**SET PROBLEM:**
Set down, word for word, the lines from the first one up to and including the line that contains "chart-legend: Nre. Brots".

**SOURCE MATERIAL:**

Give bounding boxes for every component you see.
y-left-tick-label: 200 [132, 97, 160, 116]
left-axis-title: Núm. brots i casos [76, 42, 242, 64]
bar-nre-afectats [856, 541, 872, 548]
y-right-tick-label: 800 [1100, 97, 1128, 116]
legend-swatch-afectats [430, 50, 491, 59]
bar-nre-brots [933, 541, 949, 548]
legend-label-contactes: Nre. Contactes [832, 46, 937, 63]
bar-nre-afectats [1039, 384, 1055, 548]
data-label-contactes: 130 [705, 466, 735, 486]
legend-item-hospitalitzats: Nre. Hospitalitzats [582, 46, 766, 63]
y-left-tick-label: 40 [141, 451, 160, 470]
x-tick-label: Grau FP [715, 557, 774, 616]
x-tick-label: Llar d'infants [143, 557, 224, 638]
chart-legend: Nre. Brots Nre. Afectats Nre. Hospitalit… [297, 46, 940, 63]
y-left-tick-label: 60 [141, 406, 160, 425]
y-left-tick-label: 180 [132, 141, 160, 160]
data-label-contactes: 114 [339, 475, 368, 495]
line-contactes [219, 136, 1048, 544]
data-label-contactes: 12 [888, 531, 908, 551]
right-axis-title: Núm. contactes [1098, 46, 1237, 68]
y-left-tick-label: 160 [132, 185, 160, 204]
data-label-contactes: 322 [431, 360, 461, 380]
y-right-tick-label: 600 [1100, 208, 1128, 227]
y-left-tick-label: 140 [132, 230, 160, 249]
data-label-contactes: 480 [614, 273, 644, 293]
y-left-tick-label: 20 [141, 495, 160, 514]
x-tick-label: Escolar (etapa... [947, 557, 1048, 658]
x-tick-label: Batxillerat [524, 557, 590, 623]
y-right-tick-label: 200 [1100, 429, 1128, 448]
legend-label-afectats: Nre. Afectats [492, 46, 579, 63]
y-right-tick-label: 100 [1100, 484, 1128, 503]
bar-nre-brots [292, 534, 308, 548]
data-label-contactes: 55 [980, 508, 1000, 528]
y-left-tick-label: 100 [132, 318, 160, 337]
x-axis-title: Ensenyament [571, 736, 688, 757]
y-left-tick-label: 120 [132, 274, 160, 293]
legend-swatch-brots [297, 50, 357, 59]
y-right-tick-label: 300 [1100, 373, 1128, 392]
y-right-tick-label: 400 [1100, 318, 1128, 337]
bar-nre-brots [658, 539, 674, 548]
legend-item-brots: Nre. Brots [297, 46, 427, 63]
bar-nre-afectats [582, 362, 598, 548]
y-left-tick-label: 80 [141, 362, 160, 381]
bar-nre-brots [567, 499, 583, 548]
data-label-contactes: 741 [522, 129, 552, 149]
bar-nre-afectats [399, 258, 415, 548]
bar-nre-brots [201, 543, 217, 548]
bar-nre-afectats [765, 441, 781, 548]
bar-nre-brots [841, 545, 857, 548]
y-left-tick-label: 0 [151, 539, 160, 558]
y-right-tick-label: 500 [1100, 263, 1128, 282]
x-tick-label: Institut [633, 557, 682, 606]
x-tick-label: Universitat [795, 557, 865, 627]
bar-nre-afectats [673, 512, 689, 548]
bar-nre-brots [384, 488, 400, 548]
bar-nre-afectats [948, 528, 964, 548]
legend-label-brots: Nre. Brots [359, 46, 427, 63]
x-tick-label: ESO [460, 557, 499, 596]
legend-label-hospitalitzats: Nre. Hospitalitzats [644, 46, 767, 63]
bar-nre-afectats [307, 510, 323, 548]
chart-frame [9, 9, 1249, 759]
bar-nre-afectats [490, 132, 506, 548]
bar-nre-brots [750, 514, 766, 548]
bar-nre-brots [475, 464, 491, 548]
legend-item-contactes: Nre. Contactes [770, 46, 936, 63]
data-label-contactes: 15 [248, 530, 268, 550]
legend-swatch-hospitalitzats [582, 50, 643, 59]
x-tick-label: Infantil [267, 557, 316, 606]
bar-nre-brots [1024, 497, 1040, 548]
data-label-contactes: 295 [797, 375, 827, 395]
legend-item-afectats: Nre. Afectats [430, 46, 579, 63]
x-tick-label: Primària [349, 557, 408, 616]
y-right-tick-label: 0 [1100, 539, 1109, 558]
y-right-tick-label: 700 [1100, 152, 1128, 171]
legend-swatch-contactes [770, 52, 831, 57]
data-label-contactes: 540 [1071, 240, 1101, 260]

**SOLUTION FOR THIS TASK:**
Give bounding boxes for every component you see.
y-left-tick-label: 200 [132, 97, 160, 116]
left-axis-title: Núm. brots i casos [76, 42, 242, 64]
bar-nre-afectats [856, 541, 872, 548]
y-right-tick-label: 800 [1100, 97, 1128, 116]
legend-swatch-afectats [430, 50, 491, 59]
bar-nre-brots [933, 541, 949, 548]
legend-label-contactes: Nre. Contactes [832, 46, 937, 63]
bar-nre-afectats [1039, 384, 1055, 548]
data-label-contactes: 130 [705, 466, 735, 486]
legend-item-hospitalitzats: Nre. Hospitalitzats [582, 46, 766, 63]
y-left-tick-label: 40 [141, 451, 160, 470]
x-tick-label: Grau FP [715, 557, 774, 616]
x-tick-label: Llar d'infants [143, 557, 224, 638]
chart-legend: Nre. Brots Nre. Afectats Nre. Hospitalit… [297, 46, 940, 63]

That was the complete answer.